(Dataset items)
━━━━━━━━━━━━━━━━━━━━

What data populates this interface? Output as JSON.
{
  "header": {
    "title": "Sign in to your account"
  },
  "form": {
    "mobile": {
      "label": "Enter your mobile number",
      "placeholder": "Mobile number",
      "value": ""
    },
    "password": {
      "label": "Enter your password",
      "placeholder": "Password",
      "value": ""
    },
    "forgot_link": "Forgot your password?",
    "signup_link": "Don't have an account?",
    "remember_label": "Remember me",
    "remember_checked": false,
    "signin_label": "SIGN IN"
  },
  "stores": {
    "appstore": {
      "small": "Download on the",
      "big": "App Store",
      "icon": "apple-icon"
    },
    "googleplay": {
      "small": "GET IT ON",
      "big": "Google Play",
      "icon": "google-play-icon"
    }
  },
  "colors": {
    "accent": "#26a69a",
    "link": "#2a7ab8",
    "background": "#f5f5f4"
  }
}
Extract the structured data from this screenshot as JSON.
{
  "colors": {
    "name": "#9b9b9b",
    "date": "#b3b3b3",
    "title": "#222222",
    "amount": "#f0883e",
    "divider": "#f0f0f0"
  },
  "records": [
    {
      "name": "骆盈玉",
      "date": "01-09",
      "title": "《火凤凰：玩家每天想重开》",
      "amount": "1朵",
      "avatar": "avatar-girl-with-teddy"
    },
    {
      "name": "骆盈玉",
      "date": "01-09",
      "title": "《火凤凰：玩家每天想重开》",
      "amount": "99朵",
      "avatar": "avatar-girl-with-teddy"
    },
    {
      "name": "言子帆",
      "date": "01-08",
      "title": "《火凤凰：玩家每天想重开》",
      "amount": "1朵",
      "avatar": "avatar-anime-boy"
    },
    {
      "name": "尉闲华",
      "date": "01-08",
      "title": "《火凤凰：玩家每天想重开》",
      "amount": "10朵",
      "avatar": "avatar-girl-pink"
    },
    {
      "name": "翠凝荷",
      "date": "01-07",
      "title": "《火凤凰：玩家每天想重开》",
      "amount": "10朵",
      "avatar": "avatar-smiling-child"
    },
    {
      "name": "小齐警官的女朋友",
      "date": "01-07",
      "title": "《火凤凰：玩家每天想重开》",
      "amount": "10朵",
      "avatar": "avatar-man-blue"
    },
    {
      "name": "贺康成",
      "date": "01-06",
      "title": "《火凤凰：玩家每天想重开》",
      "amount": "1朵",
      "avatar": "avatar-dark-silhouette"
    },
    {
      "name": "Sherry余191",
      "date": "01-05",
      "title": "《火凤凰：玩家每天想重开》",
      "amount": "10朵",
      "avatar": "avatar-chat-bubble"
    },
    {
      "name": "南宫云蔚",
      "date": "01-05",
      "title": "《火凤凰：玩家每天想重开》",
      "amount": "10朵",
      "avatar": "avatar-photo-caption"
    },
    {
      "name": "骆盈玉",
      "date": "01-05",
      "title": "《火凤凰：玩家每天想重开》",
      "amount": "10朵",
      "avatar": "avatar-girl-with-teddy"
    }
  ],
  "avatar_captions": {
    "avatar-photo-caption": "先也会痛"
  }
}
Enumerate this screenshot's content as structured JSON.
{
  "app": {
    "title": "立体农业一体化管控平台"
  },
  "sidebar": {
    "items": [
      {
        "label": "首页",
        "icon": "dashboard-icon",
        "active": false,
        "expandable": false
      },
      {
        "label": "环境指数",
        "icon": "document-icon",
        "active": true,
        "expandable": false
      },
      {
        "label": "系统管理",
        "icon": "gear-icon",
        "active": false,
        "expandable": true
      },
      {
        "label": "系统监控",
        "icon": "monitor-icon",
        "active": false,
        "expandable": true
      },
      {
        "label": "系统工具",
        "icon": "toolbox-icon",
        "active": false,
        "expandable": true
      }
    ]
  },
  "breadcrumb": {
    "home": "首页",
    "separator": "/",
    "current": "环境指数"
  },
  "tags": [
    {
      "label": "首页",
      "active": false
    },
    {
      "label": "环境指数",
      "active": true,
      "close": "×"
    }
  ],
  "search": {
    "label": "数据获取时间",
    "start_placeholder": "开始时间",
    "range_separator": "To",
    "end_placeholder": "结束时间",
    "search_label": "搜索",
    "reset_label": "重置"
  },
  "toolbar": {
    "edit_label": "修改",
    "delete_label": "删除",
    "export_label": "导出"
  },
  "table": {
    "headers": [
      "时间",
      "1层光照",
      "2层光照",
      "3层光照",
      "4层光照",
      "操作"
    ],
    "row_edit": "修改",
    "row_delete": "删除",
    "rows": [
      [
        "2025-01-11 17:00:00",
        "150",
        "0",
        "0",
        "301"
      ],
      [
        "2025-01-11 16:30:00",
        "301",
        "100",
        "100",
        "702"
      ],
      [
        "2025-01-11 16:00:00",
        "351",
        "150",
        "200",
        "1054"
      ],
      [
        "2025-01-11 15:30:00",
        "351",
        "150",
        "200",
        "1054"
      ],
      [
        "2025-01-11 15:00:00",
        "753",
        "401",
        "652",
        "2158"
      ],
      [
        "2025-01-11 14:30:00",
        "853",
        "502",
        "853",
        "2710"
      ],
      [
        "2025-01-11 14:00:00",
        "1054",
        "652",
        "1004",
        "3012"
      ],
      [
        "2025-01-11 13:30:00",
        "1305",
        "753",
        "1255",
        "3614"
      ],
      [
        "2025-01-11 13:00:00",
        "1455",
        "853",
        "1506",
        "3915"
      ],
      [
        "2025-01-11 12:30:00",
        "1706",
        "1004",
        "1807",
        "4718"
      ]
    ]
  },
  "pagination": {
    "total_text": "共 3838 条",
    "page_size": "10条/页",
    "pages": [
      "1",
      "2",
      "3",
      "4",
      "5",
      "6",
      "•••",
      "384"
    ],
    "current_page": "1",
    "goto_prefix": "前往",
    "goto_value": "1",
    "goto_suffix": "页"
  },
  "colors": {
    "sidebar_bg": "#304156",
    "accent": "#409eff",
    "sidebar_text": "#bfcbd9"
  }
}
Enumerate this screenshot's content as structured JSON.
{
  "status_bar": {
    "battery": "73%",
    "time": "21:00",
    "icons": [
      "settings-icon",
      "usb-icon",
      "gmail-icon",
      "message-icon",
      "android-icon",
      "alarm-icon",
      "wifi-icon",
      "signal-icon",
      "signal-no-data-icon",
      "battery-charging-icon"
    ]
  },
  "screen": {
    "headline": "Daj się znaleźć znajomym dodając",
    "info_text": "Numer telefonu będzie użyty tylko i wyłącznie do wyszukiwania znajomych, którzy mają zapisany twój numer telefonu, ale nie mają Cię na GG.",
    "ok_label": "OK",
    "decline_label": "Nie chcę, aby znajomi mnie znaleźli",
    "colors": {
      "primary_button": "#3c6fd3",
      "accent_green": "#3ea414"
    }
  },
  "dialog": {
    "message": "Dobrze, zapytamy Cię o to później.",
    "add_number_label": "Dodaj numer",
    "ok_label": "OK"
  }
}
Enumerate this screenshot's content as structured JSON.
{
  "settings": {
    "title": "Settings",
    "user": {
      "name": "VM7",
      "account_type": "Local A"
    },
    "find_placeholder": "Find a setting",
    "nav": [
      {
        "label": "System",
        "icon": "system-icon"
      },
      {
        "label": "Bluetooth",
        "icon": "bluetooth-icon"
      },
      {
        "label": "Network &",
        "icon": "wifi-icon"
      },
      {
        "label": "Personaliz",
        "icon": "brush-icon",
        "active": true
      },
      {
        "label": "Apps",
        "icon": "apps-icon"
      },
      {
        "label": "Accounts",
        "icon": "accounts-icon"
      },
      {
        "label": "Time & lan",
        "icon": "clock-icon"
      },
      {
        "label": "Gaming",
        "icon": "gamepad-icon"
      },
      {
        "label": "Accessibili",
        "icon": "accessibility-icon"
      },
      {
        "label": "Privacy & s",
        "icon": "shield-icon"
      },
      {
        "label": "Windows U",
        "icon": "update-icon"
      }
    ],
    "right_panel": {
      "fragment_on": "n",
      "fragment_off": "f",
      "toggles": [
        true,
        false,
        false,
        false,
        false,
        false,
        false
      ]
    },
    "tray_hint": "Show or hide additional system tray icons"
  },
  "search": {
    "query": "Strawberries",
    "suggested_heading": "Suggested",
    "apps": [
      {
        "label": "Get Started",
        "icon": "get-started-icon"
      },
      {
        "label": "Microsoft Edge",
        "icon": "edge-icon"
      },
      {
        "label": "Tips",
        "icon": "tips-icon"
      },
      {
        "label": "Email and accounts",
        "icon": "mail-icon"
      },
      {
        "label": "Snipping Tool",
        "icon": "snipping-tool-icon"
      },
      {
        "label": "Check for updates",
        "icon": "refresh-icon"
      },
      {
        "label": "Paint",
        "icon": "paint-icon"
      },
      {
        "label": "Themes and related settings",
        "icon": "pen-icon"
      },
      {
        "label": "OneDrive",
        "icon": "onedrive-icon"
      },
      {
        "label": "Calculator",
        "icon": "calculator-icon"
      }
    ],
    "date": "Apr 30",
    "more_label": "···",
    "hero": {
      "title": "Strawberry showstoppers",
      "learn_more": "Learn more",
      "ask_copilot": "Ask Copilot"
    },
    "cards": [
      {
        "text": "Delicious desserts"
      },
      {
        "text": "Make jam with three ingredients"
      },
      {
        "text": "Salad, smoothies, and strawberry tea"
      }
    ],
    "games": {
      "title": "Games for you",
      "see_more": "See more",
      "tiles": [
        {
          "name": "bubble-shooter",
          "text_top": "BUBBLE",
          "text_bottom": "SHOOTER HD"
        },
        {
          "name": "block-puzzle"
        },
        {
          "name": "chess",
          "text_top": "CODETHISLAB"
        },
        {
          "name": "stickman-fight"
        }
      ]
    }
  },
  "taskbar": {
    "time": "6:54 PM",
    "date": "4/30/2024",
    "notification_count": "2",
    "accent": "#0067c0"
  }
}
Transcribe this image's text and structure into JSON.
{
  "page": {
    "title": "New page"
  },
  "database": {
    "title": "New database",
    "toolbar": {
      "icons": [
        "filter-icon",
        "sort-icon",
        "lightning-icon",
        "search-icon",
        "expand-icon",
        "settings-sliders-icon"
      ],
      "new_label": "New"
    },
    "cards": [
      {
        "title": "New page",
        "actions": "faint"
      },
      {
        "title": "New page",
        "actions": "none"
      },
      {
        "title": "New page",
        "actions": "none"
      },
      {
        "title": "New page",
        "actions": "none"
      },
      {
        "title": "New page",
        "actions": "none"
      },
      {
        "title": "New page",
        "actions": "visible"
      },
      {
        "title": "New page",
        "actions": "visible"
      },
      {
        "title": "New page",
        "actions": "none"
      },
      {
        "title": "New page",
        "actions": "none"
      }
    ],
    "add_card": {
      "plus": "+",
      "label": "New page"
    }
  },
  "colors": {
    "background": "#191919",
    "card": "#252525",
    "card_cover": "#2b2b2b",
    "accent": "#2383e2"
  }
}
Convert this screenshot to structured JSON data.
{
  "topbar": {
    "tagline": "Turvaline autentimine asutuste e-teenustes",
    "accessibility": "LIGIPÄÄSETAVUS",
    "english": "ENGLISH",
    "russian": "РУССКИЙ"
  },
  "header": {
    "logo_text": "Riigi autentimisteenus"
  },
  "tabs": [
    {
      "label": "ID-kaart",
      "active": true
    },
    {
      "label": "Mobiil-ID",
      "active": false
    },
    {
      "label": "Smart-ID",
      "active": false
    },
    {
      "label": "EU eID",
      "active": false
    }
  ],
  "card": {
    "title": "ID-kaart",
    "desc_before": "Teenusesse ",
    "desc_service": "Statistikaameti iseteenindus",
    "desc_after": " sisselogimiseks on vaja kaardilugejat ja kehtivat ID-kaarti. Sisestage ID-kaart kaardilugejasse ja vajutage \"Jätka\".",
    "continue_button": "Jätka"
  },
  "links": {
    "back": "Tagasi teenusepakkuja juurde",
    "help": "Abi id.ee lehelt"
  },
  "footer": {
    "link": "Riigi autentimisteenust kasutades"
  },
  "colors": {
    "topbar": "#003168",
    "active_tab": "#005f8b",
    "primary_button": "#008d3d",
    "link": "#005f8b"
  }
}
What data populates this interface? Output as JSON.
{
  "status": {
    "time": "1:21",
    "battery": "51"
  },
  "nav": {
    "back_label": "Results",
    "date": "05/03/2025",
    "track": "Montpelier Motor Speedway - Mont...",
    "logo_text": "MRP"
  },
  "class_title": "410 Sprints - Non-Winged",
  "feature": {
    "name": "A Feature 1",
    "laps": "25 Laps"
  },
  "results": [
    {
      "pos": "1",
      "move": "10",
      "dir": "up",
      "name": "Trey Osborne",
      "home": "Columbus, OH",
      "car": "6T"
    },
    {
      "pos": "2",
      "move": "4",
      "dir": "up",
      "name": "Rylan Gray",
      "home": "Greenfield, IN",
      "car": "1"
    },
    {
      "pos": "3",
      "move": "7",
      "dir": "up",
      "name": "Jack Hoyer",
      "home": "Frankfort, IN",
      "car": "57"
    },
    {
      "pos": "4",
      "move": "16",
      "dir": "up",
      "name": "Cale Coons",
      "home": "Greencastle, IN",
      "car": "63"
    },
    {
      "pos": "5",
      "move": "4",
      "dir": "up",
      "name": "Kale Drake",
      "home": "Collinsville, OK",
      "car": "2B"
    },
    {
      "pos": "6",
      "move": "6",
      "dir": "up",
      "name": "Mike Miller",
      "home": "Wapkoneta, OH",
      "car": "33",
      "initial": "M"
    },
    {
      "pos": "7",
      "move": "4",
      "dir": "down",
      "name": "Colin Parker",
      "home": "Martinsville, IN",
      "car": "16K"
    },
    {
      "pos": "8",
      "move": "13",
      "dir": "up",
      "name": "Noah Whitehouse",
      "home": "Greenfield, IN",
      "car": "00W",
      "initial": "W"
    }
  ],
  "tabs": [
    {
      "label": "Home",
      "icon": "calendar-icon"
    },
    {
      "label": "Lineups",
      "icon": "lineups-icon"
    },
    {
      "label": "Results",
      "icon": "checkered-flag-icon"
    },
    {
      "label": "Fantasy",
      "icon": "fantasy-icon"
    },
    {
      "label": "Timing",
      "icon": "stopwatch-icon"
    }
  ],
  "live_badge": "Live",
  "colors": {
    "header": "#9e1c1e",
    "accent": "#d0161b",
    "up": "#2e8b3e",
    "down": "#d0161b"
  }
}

━━━━━━━━━━━━━━━━━━━━

INSTRUCTIONS FOR THE TASK
Pull out each line of the records holding the string "Jätka".

EXERCISE SOLUTION
    "desc_after": " sisselogimiseks on vaja kaardilugejat ja kehtivat ID-kaarti. Sisestage ID-kaart kaardilugejasse ja vajutage \"Jätka\".",
    "continue_button": "Jätka"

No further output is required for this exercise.